** Text under study follows **

Saturday, February 28, 2009

Hope in hard times

Headlines speak of people being laid off, not being able to pay basics, losing homes, losing hope. President Obama has set out to try to remedy the financial crisis with legislation to target money to a host of areas that need help, while raising taxes on those who have more of the means to pay. I wish his plan success, not just because I agree with him but because we as a society need it to succeed.


We hear so much sadness in the air, and that's why I hope that what Obama proposes and is trying to get passed will help us heal. However, now comes the wait. And the hope? I hope so.


While elected officials are debating and passing legislation, the rest of us need in whatever way possible--however small--to envision hope, imagine abundance, create a place where we can dare to dream; where people can meet quietly as friends and share ideas, drawings, poems, small talk, coffee, and laughs. We need to not let large corporate entities buy out all our time and leave us money-rich and time-poor. We need room to behold.


Riding on the trolley from Media last Friday, I began to dare not so much simply to hope--a word maybe overused and a yet less and less believed in-- to feel that we need to assert the presence, the stubbornness of survival.


We've had periods of devastation in history, events I would never have wanted to live through--the Nazi death camps, the killing fields of Cambodia, the tribal warfare in Kenya--yet people have lived through these things, scarred and heartbroken, sometimes wondering how they lived and their neighbor or friend or spouse or child didn't. Somehow these reigns of terror ended. Of course, sad to say, new reigns of terror arose elsewhere in the world. We get up, fall again, get up as a civilization, sometimes finding our way, sometimes groping blindly, but going on. And in that going on, we even sometimes find small ways, sometimes very small, to keep us going from minute to minute--a smile shared between strangers, the sight of a butterfly, the flower growing through a crack in the pavement. These seem so small, so insignificant in the face of tragedy and suffering. And they need sunlight and care to multiply.

** End of Text under study **

- **Problem statement**
Answer these from the post on hope in hard times:
(a) Where did the trolley ride last Friday start from?
(b) Whose plan to remedy the financial crisis does the writer wish success?
(c) Which three periods of devastation in history does the post name?

** Records supplied follows **

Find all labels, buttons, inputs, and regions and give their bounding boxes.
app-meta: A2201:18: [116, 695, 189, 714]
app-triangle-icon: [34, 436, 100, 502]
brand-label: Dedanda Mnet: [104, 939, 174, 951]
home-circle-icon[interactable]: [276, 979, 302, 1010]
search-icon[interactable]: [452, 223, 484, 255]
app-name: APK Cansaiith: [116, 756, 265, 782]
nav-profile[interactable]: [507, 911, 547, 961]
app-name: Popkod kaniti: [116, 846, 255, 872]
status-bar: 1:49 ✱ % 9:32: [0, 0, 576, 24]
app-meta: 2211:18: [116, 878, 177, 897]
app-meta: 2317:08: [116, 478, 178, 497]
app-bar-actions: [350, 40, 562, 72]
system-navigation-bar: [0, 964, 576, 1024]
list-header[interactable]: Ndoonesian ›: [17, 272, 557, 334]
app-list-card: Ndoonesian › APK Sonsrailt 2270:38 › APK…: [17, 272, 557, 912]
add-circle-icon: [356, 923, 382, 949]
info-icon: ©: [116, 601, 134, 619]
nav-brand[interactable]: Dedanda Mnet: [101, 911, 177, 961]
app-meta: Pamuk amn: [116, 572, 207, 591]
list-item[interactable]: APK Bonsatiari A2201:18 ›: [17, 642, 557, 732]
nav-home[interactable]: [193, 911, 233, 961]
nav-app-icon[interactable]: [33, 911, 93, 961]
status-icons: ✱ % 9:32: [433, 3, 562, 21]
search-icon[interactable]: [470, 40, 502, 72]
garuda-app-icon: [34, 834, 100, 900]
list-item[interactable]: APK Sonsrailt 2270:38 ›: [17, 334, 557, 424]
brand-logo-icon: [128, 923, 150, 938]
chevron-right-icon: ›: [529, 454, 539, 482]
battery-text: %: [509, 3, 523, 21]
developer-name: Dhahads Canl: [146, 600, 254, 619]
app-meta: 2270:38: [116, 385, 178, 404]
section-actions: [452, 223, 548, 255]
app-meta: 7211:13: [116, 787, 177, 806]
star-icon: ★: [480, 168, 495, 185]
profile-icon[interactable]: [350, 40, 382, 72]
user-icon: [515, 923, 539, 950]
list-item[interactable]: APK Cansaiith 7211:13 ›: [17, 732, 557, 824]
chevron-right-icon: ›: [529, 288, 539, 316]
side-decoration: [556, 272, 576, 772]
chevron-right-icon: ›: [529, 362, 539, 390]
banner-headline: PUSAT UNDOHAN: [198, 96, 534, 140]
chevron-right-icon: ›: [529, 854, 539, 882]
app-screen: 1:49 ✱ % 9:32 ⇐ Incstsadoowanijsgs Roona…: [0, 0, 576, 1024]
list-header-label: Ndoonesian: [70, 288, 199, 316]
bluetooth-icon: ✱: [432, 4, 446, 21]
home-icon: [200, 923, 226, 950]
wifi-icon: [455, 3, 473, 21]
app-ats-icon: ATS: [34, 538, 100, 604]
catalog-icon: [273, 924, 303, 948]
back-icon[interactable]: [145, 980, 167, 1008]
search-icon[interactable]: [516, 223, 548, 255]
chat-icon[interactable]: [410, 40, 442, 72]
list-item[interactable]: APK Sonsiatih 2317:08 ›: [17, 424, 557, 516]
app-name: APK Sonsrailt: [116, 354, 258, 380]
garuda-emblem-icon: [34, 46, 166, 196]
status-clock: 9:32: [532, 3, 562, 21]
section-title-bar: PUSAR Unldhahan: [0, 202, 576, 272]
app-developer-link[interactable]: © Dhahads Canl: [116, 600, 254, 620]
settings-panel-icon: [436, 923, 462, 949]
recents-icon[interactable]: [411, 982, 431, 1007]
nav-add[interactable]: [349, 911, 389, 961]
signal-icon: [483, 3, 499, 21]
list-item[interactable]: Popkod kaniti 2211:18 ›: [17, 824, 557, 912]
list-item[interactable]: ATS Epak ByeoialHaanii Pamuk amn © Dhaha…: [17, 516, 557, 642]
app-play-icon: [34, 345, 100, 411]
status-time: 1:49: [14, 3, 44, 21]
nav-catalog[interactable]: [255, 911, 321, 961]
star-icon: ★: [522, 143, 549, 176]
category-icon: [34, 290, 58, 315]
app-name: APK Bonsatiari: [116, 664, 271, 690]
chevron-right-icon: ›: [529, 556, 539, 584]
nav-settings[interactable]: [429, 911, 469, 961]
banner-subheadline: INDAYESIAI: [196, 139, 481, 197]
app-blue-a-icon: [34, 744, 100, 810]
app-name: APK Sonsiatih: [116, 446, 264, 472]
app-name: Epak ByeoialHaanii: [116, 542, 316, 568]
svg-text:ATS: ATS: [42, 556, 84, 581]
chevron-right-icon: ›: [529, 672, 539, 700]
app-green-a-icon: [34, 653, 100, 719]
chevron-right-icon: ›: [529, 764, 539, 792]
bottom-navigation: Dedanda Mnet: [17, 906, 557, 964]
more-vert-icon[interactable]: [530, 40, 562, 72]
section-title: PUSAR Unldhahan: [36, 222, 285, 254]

** End of Records supplied **

- **Result**
(a) Media
(b) President Obama's
(c) The Nazi death camps, the killing fields of Cambodia, and the tribal warfare in Kenya